Stated exercise
Show every line containing "подтверждается" by copying it.

A run of records
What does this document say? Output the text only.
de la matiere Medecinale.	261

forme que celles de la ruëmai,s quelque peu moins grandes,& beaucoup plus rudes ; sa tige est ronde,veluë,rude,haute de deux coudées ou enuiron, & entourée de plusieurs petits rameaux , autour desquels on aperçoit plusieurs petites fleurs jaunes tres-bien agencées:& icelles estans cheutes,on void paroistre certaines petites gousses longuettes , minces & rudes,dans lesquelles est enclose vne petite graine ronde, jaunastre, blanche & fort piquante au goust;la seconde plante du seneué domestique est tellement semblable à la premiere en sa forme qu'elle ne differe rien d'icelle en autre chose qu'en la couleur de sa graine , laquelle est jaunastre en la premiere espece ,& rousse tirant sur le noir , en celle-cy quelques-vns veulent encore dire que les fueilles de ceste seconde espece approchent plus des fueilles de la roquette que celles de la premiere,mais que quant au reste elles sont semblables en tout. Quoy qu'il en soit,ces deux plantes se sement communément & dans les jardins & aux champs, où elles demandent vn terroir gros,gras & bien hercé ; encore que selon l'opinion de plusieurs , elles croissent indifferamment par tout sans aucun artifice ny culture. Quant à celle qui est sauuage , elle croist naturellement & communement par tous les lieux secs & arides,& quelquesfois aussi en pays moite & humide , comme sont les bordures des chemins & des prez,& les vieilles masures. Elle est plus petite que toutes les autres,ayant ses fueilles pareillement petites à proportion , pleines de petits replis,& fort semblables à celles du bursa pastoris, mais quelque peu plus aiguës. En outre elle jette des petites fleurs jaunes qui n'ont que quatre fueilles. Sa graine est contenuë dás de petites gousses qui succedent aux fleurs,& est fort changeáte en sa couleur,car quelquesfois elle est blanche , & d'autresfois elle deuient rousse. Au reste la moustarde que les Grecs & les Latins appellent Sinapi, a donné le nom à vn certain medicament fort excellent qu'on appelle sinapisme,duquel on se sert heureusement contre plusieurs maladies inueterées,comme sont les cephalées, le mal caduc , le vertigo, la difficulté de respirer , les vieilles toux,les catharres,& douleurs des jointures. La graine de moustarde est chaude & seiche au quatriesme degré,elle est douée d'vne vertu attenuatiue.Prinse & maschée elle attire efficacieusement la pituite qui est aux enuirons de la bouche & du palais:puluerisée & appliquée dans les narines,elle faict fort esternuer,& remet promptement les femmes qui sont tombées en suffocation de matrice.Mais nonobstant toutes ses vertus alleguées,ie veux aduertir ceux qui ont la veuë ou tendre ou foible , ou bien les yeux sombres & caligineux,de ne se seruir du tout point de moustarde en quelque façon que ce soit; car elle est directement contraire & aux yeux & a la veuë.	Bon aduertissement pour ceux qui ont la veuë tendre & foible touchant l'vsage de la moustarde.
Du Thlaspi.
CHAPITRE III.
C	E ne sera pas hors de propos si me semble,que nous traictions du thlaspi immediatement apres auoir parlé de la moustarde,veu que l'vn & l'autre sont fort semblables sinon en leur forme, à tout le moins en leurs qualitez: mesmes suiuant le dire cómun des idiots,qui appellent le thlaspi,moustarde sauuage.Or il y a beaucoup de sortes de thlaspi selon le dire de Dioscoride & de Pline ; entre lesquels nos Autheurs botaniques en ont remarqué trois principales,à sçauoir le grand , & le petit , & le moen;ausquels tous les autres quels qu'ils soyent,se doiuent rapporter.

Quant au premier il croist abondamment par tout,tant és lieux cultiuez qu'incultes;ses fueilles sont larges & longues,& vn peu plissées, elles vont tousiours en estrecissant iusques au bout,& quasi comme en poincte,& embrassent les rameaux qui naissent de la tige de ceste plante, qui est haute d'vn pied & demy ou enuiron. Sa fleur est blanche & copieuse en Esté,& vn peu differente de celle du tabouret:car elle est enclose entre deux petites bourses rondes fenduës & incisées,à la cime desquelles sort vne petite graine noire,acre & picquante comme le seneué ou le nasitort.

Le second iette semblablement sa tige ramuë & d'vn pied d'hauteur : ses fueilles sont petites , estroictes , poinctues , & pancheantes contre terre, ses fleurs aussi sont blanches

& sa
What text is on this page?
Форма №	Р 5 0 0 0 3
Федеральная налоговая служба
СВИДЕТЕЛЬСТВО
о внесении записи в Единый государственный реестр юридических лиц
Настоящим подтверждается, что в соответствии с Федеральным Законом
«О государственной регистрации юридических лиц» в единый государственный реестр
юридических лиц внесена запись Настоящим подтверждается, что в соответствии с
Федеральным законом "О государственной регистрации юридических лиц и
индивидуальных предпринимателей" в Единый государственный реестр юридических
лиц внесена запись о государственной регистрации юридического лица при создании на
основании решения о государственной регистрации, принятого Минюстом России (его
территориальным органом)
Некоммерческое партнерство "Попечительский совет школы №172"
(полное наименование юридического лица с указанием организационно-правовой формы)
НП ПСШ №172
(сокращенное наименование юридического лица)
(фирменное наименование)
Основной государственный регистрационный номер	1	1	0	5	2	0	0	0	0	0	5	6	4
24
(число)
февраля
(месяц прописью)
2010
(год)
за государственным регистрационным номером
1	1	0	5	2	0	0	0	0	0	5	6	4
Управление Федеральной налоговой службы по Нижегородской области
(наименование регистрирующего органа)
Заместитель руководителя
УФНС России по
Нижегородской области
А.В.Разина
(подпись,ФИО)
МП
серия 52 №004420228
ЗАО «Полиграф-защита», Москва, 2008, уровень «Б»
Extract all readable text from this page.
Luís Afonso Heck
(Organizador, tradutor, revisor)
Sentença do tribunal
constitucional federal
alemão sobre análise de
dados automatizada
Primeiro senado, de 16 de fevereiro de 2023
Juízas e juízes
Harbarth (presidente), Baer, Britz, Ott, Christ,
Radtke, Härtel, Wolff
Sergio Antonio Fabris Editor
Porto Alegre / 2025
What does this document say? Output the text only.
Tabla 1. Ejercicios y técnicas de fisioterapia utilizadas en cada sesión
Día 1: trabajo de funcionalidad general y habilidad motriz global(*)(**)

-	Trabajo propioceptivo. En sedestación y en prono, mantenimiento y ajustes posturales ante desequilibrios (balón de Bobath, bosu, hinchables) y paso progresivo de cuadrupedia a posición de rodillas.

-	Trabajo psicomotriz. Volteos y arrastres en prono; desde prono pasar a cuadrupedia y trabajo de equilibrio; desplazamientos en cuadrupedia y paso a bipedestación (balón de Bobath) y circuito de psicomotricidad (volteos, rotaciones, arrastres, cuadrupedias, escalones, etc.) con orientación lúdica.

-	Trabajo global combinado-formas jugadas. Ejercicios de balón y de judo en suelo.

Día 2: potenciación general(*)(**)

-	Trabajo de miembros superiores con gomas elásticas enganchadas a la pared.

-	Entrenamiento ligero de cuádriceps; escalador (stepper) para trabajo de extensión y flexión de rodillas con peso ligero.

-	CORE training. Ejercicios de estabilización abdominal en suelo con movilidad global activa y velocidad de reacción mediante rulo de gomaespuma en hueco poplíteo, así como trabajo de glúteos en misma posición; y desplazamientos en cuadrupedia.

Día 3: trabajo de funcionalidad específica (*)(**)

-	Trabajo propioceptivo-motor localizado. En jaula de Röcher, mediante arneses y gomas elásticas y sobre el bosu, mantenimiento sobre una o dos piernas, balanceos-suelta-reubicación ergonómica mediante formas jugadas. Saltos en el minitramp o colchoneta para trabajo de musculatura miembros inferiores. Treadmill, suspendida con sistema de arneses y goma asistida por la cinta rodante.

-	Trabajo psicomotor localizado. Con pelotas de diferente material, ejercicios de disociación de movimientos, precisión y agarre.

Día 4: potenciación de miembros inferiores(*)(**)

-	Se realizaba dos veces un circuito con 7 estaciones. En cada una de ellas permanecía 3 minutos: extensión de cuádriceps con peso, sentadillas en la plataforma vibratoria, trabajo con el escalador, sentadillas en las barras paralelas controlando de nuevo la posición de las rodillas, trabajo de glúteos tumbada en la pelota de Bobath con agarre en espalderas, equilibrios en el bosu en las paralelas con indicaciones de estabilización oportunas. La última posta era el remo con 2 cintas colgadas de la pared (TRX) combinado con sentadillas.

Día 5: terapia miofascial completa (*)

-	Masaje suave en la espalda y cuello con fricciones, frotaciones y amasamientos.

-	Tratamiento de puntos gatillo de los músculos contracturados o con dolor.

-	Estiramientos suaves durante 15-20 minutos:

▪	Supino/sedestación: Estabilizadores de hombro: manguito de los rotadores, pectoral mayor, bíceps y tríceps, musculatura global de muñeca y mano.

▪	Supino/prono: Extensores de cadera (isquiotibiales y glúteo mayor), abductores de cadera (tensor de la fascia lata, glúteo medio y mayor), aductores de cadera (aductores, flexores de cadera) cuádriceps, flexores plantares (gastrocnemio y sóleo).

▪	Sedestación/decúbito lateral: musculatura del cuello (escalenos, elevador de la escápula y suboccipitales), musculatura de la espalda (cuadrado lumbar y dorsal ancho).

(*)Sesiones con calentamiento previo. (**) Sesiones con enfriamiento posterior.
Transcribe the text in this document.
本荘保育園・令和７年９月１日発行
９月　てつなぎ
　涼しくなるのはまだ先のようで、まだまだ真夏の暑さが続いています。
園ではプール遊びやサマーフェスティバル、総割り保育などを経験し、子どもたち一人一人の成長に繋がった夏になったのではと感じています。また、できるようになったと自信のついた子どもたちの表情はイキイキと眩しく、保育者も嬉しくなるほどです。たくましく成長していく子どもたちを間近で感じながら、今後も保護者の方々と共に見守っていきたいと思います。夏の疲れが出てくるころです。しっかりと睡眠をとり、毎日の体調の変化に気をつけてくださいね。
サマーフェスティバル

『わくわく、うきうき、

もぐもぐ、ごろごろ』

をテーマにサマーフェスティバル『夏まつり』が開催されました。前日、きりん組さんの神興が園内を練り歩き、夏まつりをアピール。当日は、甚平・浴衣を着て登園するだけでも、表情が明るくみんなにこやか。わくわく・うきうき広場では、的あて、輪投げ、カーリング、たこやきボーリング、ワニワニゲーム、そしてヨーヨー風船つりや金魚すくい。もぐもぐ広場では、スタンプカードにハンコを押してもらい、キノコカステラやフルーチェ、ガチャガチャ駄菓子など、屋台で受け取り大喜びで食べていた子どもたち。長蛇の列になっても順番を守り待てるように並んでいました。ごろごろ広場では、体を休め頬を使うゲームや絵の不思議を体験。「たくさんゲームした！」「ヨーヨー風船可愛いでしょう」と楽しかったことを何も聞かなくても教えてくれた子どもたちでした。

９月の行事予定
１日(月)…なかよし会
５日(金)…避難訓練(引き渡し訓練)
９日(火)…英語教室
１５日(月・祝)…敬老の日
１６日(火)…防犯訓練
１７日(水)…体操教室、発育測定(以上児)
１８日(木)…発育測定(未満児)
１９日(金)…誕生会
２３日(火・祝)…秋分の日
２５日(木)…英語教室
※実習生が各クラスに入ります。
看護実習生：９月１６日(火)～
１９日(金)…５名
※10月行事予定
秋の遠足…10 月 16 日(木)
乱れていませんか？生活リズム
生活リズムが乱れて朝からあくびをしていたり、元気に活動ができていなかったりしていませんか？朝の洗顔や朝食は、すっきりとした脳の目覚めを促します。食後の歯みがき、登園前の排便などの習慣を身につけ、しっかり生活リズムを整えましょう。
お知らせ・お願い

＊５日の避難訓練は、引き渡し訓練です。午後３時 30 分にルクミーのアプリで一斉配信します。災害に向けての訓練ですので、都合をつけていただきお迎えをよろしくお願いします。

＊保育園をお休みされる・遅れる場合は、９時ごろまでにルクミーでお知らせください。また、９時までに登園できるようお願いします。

Answer
Настоящим подтверждается, что в соответствии с Федеральным Законом
юридических лиц внесена запись Настоящим подтверждается, что в соответствии с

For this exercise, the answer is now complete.